-- Provided data start --
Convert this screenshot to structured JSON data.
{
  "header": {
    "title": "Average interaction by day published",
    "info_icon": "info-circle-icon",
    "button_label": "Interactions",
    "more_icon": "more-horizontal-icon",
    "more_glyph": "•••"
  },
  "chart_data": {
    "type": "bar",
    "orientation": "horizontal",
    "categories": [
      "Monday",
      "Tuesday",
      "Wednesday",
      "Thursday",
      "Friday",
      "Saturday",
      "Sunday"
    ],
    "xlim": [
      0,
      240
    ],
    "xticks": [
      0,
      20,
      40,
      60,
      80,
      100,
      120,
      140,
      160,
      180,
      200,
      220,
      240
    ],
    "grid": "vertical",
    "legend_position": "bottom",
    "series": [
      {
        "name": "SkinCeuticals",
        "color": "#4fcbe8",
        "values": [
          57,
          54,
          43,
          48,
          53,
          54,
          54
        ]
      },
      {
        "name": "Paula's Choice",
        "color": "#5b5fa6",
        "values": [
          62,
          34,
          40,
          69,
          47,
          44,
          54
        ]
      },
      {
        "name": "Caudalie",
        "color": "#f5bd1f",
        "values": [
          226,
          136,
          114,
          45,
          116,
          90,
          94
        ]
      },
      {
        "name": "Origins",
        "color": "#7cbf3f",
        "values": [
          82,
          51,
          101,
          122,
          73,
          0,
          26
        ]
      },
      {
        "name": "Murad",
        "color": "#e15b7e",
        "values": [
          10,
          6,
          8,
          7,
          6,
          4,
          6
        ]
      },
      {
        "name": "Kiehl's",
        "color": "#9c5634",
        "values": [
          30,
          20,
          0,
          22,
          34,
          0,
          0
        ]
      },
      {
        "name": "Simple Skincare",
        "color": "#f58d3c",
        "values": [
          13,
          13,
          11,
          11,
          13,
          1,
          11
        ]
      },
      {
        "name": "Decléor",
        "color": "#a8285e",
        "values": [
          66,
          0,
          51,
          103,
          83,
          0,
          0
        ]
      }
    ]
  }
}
-- Provided data end --
- What is required:
All of the lines above need to be given again exactly.

- Task solution:
Convert this screenshot to structured JSON data.
{
  "header": {
    "title": "Average interaction by day published",
    "info_icon": "info-circle-icon",
    "button_label": "Interactions",
    "more_icon": "more-horizontal-icon",
    "more_glyph": "•••"
  },
  "chart_data": {
    "type": "bar",
    "orientation": "horizontal",
    "categories": [
      "Monday",
      "Tuesday",
      "Wednesday",
      "Thursday",
      "Friday",
      "Saturday",
      "Sunday"
    ],
    "xlim": [
      0,
      240
    ],
    "xticks": [
      0,
      20,
      40,
      60,
      80,
      100,
      120,
      140,
      160,
      180,
      200,
      220,
      240
    ],
    "grid": "vertical",
    "legend_position": "bottom",
    "series": [
      {
        "name": "SkinCeuticals",
        "color": "#4fcbe8",
        "values": [
          57,
          54,
          43,
          48,
          53,
          54,
          54
        ]
      },
      {
        "name": "Paula's Choice",
        "color": "#5b5fa6",
        "values": [
          62,
          34,
          40,
          69,
          47,
          44,
          54
        ]
      },
      {
        "name": "Caudalie",
        "color": "#f5bd1f",
        "values": [
          226,
          136,
          114,
          45,
          116,
          90,
          94
        ]
      },
      {
        "name": "Origins",
        "color": "#7cbf3f",
        "values": [
          82,
          51,
          101,
          122,
          73,
          0,
          26
        ]
      },
      {
        "name": "Murad",
        "color": "#e15b7e",
        "values": [
          10,
          6,
          8,
          7,
          6,
          4,
          6
        ]
      },
      {
        "name": "Kiehl's",
        "color": "#9c5634",
        "values": [
          30,
          20,
          0,
          22,
          34,
          0,
          0
        ]
      },
      {
        "name": "Simple Skincare",
        "color": "#f58d3c",
        "values": [
          13,
          13,
          11,
          11,
          13,
          1,
          11
        ]
      },
      {
        "name": "Decléor",
        "color": "#a8285e",
        "values": [
          66,
          0,
          51,
          103,
          83,
          0,
          0
        ]
      }
    ]
  }
}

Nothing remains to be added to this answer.